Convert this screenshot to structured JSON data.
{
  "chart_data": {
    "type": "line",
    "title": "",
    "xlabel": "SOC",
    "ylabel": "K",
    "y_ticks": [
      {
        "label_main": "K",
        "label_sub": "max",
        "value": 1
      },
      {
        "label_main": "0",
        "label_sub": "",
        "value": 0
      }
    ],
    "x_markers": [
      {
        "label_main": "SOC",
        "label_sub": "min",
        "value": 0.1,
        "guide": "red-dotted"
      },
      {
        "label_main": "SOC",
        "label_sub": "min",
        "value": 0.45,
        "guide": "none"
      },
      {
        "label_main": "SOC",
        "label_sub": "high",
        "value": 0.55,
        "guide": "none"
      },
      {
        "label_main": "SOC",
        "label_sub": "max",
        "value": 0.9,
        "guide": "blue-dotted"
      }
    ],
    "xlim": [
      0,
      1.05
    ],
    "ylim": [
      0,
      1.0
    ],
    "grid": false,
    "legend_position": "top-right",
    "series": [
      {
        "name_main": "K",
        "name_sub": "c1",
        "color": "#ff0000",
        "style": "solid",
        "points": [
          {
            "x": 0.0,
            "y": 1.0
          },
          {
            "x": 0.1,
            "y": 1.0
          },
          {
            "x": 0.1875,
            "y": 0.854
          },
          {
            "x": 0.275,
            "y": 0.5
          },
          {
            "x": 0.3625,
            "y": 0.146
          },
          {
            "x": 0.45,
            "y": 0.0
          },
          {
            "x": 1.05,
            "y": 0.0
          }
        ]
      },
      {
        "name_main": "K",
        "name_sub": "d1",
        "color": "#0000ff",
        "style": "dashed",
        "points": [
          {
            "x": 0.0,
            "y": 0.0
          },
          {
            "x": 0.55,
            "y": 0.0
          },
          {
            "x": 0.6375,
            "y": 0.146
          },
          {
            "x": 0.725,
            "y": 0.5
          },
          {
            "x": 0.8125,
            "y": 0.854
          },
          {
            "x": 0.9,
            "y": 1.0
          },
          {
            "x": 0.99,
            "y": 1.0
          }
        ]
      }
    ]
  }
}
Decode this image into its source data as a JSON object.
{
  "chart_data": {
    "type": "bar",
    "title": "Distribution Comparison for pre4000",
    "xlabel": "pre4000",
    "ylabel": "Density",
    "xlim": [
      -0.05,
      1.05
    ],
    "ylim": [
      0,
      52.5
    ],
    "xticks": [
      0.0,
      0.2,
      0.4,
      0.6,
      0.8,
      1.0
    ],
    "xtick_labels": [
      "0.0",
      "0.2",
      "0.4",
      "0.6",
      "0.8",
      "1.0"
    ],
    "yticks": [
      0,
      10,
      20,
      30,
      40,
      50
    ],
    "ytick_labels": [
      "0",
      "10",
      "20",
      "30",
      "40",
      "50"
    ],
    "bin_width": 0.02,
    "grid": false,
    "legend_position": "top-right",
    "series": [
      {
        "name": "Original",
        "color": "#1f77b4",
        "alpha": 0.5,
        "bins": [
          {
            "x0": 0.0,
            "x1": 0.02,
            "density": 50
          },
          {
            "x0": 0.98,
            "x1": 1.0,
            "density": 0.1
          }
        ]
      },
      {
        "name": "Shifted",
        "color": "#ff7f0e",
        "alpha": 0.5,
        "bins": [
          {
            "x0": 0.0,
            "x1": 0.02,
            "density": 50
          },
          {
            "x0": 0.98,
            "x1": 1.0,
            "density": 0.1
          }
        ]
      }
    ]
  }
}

[STATED TASK]
Retype all the material above precisely, with no line left out.

[ANSWER TO THE TASK]
Convert this screenshot to structured JSON data.
{
  "chart_data": {
    "type": "line",
    "title": "",
    "xlabel": "SOC",
    "ylabel": "K",
    "y_ticks": [
      {
        "label_main": "K",
        "label_sub": "max",
        "value": 1
      },
      {
        "label_main": "0",
        "label_sub": "",
        "value": 0
      }
    ],
    "x_markers": [
      {
        "label_main": "SOC",
        "label_sub": "min",
        "value": 0.1,
        "guide": "red-dotted"
      },
      {
        "label_main": "SOC",
        "label_sub": "min",
        "value": 0.45,
        "guide": "none"
      },
      {
        "label_main": "SOC",
        "label_sub": "high",
        "value": 0.55,
        "guide": "none"
      },
      {
        "label_main": "SOC",
        "label_sub": "max",
        "value": 0.9,
        "guide": "blue-dotted"
      }
    ],
    "xlim": [
      0,
      1.05
    ],
    "ylim": [
      0,
      1.0
    ],
    "grid": false,
    "legend_position": "top-right",
    "series": [
      {
        "name_main": "K",
        "name_sub": "c1",
        "color": "#ff0000",
        "style": "solid",
        "points": [
          {
            "x": 0.0,
            "y": 1.0
          },
          {
            "x": 0.1,
            "y": 1.0
          },
          {
            "x": 0.1875,
            "y": 0.854
          },
          {
            "x": 0.275,
            "y": 0.5
          },
          {
            "x": 0.3625,
            "y": 0.146
          },
          {
            "x": 0.45,
            "y": 0.0
          },
          {
            "x": 1.05,
            "y": 0.0
          }
        ]
      },
      {
        "name_main": "K",
        "name_sub": "d1",
        "color": "#0000ff",
        "style": "dashed",
        "points": [
          {
            "x": 0.0,
            "y": 0.0
          },
          {
            "x": 0.55,
            "y": 0.0
          },
          {
            "x": 0.6375,
            "y": 0.146
          },
          {
            "x": 0.725,
            "y": 0.5
          },
          {
            "x": 0.8125,
            "y": 0.854
          },
          {
            "x": 0.9,
            "y": 1.0
          },
          {
            "x": 0.99,
            "y": 1.0
          }
        ]
      }
    ]
  }
}
Decode this image into its source data as a JSON object.
{
  "chart_data": {
    "type": "bar",
    "title": "Distribution Comparison for pre4000",
    "xlabel": "pre4000",
    "ylabel": "Density",
    "xlim": [
      -0.05,
      1.05
    ],
    "ylim": [
      0,
      52.5
    ],
    "xticks": [
      0.0,
      0.2,
      0.4,
      0.6,
      0.8,
      1.0
    ],
    "xtick_labels": [
      "0.0",
      "0.2",
      "0.4",
      "0.6",
      "0.8",
      "1.0"
    ],
    "yticks": [
      0,
      10,
      20,
      30,
      40,
      50
    ],
    "ytick_labels": [
      "0",
      "10",
      "20",
      "30",
      "40",
      "50"
    ],
    "bin_width": 0.02,
    "grid": false,
    "legend_position": "top-right",
    "series": [
      {
        "name": "Original",
        "color": "#1f77b4",
        "alpha": 0.5,
        "bins": [
          {
            "x0": 0.0,
            "x1": 0.02,
            "density": 50
          },
          {
            "x0": 0.98,
            "x1": 1.0,
            "density": 0.1
          }
        ]
      },
      {
        "name": "Shifted",
        "color": "#ff7f0e",
        "alpha": 0.5,
        "bins": [
          {
            "x0": 0.0,
            "x1": 0.02,
            "density": 50
          },
          {
            "x0": 0.98,
            "x1": 1.0,
            "density": 0.1
          }
        ]
      }
    ]
  }
}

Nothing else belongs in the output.